■ **To do**:
Please pick up the forum thread about turning off Bluetooth right after its final quoted post and carry it forward.

■ **Selected excerpt**:
________
# How can I turn off Bluetooth?



## aadam101 (Jul 15, 2002)

The Bluetooth seems to always be trying to connect to something. My neighbors can see it and keep attempting a connection. Is there a way to disable it?


----------



## TivoJD (Feb 8, 2005)

aadam101 said:


> The Bluetooth seems to always be trying to connect to something. My neighbors can see it and keep attempting a connection. Is there a way to disable it?


I don't think you would want to do that, the remote is Bluetooth. That is probably why there is no setting to turn it off.


----------



## aadam101 (Jul 15, 2002)

Well that makes sense but my neighbors can see it and try to connect it. Is that just how Bluetooth remotes normally work?


----------



## rczrider (May 16, 2020)

aadam101 said:


> Well that makes sense but my neighbors can see it and try to connect it. Is that just how Bluetooth remotes normally work?
________
■ **Given material**:
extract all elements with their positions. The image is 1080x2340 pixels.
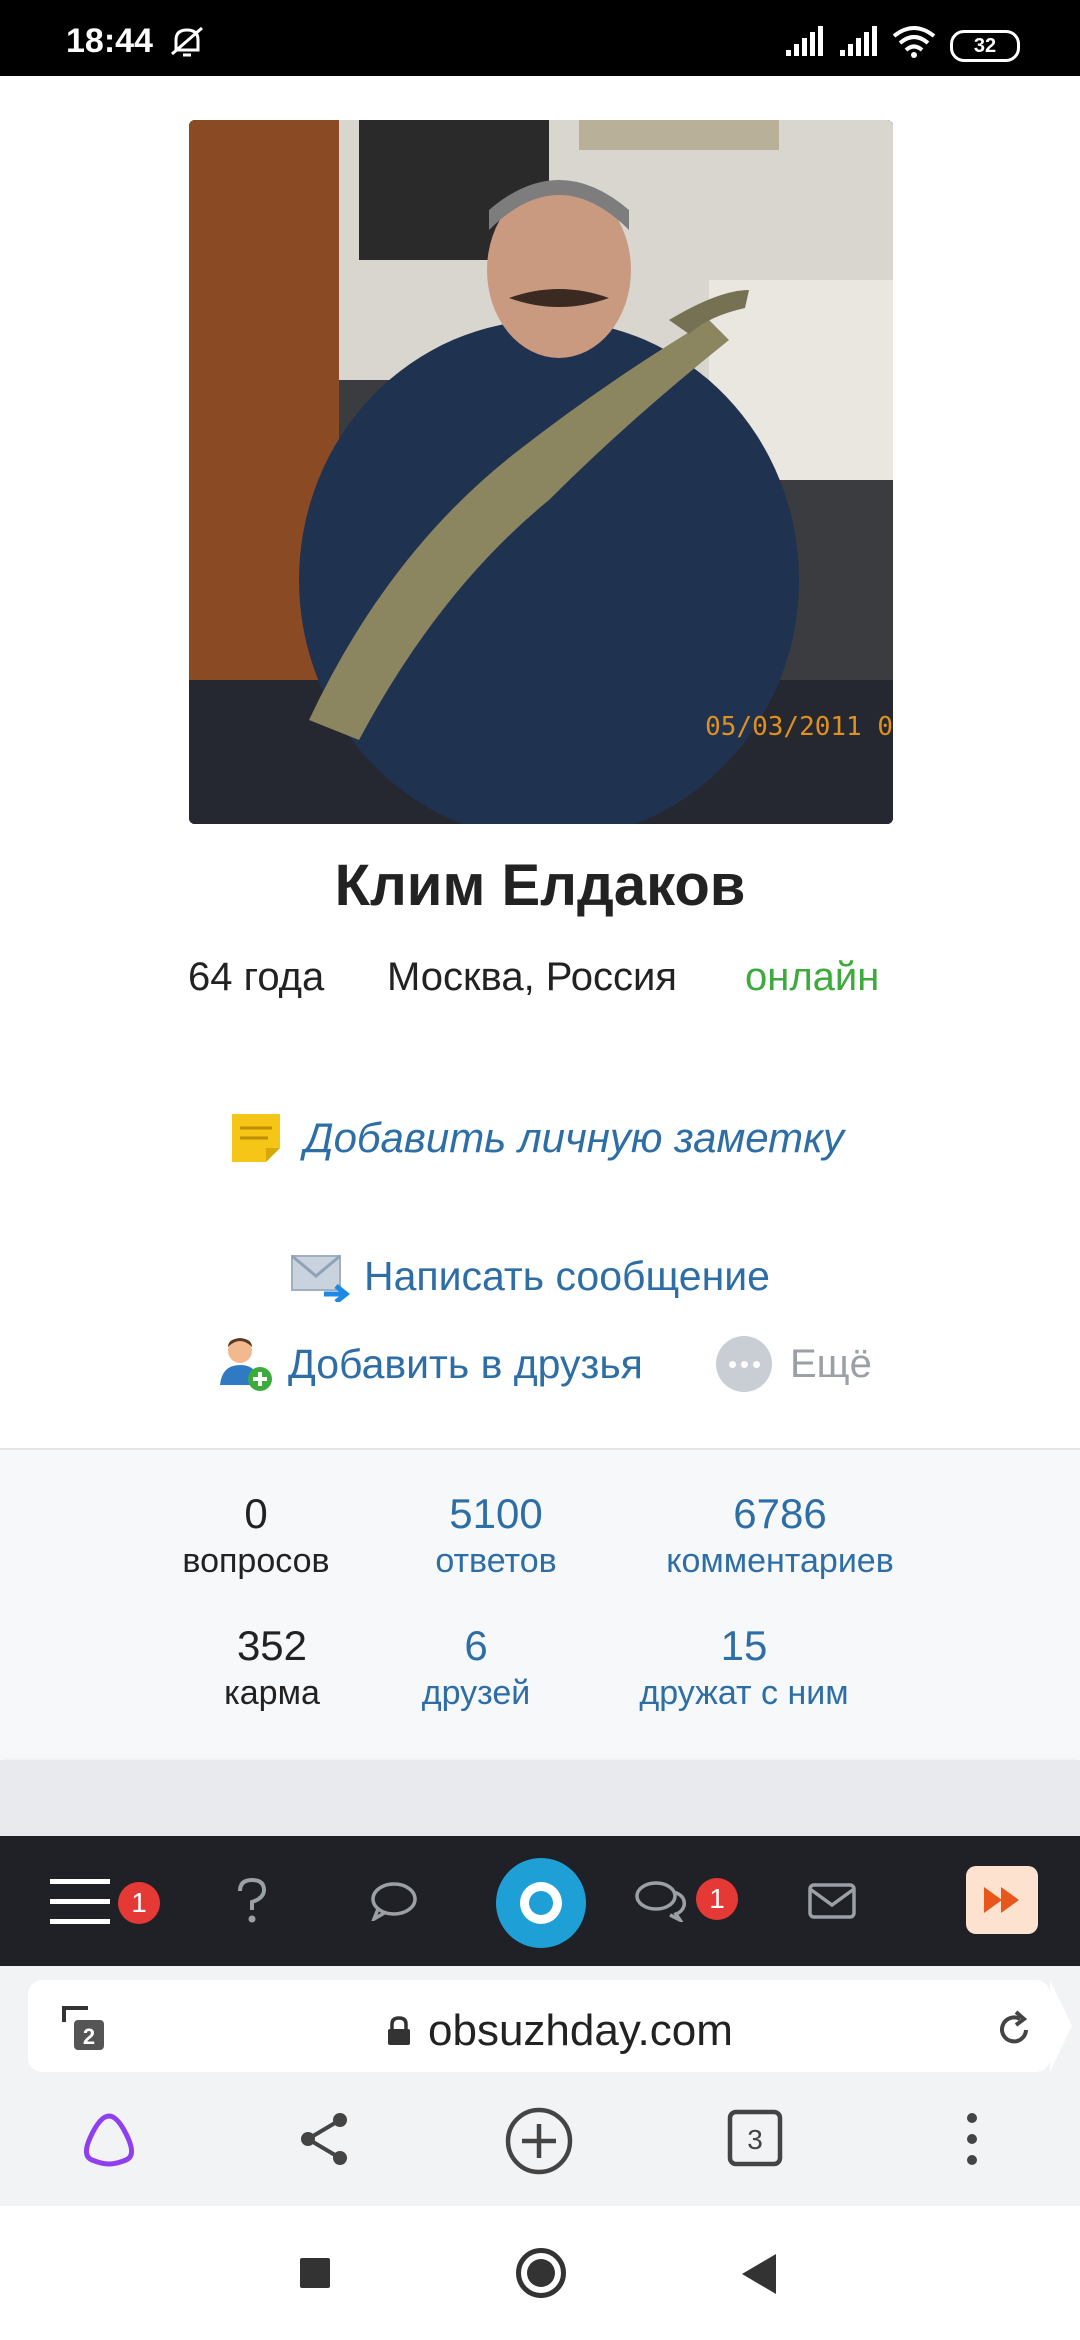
________
■ **Response to this exercise**:
You're concerned that they _can_ or they _have_?


----------



## powrcow (Sep 27, 2010)

aadam101 said:


> Well that makes sense but my neighbors can see it and try to connect it. Is that just how Bluetooth remotes normally work?


What you ultimately want is the ability to make bluetooth not discoverable. Is it possible that you can deny the connection and that disallows it from attempting to connect again?

Bluetooth signals aren't strong, so maybe you can move the unit or block the signal from your neighbor somehow?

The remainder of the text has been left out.